— begin —

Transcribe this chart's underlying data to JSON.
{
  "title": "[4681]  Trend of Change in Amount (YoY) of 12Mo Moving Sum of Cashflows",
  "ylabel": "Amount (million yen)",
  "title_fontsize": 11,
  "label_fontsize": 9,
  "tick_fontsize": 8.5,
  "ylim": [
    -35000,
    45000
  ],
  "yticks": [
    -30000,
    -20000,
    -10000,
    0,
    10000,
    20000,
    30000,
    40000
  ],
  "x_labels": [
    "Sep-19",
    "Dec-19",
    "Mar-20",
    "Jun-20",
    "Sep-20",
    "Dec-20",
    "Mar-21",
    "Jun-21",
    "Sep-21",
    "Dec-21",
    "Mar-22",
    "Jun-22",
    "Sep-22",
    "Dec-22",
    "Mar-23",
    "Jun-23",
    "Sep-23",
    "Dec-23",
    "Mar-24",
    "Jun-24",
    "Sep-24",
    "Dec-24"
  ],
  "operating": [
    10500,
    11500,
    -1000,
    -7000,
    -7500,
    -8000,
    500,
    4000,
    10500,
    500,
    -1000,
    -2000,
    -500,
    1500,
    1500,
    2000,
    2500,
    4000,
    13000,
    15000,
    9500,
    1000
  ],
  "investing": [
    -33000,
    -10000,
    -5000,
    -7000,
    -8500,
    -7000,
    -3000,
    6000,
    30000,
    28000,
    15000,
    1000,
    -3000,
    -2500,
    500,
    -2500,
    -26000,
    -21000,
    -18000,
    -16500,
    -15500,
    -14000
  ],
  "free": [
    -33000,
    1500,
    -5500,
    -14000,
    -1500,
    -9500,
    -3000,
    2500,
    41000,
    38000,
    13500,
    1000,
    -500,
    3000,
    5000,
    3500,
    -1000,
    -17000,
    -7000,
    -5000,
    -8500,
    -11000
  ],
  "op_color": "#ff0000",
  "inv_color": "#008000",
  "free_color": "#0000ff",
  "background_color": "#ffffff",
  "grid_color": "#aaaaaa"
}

— end —

[OBJECTIVE]
Check the data for the word "Amount" and pull out the lines that have it.

[WRITTEN RESPONSE]
  "title": "[4681]  Trend of Change in Amount (YoY) of 12Mo Moving Sum of Cashflows",
  "ylabel": "Amount (million yen)",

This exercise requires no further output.